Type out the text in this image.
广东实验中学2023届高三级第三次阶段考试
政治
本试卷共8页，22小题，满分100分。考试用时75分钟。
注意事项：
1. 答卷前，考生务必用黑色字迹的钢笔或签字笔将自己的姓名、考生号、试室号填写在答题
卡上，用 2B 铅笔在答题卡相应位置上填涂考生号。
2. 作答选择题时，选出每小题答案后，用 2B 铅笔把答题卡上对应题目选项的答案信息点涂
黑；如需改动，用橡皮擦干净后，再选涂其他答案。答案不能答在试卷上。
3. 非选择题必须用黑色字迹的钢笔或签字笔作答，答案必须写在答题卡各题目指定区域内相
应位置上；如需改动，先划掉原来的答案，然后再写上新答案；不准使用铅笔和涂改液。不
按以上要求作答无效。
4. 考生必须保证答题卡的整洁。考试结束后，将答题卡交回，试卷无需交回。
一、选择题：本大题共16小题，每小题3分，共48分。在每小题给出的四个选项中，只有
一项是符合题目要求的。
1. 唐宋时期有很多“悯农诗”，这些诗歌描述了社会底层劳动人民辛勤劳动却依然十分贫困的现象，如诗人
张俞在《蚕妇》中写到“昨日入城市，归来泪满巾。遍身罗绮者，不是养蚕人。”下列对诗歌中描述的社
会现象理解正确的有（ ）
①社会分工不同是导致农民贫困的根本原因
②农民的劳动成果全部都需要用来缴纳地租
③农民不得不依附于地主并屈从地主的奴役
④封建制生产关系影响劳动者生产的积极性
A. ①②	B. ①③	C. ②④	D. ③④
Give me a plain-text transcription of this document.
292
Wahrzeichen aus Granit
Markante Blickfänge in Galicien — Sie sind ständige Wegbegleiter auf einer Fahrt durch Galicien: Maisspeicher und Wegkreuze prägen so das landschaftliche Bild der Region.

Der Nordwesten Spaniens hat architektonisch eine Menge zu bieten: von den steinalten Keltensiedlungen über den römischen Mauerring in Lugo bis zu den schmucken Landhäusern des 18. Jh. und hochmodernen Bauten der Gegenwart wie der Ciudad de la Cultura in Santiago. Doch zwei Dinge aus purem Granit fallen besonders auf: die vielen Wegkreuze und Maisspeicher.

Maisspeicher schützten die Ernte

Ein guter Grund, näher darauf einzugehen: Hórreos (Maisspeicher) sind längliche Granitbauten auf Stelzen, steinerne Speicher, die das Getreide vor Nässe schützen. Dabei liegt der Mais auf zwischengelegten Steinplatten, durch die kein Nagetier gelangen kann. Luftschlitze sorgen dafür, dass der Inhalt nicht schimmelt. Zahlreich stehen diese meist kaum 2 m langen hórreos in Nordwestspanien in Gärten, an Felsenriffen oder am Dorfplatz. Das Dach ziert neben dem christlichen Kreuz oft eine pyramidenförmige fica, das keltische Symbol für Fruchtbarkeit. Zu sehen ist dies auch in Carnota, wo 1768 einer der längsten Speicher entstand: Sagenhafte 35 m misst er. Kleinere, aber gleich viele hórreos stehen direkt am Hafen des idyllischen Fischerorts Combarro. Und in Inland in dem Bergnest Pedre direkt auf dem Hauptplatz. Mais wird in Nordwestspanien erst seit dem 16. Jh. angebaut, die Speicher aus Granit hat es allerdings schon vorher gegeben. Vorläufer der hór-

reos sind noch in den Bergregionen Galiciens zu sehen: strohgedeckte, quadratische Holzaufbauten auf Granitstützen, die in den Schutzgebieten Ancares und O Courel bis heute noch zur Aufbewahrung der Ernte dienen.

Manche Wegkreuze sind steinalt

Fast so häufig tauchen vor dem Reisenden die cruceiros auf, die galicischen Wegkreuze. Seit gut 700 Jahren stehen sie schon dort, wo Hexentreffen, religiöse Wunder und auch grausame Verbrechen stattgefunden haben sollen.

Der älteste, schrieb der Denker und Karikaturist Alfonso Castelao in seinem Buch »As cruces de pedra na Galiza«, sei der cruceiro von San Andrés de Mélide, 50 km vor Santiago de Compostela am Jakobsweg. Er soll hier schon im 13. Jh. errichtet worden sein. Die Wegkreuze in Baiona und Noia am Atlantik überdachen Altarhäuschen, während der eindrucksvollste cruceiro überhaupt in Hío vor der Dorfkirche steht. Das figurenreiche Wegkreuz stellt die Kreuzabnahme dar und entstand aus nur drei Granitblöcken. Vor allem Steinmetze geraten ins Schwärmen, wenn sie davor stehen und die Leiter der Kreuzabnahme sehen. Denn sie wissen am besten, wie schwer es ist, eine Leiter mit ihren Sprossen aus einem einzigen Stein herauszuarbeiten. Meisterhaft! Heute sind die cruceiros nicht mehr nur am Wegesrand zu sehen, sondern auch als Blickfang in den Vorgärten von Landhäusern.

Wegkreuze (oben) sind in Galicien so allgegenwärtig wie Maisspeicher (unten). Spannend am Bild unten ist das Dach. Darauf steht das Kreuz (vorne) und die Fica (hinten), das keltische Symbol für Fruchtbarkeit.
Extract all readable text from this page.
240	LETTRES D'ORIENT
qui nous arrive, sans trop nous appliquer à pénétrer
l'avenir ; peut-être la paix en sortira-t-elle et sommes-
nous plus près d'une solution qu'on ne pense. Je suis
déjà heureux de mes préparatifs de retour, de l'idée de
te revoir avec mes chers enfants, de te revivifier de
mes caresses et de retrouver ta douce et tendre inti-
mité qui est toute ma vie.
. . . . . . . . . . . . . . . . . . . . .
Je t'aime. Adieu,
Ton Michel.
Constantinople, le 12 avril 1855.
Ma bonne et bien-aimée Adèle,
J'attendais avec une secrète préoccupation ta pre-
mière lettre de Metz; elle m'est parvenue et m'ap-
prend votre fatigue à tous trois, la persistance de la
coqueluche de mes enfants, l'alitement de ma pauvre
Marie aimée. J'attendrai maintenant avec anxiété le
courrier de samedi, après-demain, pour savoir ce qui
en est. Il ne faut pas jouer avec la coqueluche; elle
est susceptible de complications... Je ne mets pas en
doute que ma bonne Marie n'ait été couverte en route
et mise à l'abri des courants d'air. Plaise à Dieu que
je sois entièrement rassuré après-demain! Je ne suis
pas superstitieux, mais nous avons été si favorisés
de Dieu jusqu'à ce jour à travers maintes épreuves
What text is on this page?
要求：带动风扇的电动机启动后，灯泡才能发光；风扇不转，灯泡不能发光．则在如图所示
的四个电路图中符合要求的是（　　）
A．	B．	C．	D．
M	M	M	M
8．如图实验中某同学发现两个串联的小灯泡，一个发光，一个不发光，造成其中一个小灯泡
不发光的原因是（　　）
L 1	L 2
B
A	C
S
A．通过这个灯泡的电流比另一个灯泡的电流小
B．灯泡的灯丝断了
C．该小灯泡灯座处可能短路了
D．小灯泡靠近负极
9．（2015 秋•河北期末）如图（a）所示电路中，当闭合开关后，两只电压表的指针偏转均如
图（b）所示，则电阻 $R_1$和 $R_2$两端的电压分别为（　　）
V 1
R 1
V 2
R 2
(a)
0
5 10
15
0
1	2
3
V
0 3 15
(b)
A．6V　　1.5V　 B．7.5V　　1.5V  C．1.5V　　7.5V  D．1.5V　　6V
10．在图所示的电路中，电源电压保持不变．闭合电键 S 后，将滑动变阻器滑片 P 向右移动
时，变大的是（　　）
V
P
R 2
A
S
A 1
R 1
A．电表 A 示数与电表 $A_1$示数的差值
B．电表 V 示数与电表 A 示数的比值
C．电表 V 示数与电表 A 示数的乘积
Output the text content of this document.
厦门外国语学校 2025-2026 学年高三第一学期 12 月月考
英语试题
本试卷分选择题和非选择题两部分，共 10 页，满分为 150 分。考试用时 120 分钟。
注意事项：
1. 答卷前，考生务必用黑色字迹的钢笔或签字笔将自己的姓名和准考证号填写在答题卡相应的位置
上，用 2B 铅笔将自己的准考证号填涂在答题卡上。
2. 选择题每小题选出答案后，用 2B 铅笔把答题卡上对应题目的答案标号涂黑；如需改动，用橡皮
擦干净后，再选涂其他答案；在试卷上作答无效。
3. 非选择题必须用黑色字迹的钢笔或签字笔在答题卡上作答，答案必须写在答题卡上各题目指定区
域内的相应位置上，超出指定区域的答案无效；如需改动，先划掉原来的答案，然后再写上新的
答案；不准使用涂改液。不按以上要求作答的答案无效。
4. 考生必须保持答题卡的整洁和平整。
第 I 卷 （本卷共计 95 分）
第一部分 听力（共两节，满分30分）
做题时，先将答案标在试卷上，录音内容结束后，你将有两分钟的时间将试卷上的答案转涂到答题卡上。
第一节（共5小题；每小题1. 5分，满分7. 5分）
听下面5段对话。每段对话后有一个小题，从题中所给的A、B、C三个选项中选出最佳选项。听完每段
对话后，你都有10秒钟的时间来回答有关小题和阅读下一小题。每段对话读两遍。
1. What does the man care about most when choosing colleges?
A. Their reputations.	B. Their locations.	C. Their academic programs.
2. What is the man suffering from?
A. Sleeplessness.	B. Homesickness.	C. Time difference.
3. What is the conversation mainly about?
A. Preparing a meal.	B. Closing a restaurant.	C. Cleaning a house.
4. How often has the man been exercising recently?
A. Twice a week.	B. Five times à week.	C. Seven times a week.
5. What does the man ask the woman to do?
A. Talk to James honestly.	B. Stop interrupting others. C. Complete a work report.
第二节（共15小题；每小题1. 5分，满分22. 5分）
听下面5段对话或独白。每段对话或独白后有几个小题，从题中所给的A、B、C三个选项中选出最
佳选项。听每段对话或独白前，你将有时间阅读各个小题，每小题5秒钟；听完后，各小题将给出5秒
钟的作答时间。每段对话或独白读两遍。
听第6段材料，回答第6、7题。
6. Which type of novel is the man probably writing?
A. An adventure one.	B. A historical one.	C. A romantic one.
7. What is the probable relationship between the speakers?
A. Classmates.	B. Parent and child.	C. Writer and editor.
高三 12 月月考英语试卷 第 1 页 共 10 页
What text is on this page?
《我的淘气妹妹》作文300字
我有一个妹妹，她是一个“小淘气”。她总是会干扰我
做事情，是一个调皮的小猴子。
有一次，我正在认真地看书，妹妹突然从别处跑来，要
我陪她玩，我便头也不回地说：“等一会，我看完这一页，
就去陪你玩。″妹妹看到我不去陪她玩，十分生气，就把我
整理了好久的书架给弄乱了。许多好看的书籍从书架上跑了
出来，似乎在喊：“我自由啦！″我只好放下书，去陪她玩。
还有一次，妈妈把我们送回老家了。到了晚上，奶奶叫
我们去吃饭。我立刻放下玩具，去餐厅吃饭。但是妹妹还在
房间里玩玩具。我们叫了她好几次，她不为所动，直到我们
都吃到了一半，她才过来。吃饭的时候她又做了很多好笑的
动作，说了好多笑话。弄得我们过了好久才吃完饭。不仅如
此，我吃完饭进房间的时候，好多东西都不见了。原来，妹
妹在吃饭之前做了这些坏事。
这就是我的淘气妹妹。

_What is being asked_
Only a number is wanted: how many lines of the data above contain "示数与电表"?

_Task response_
3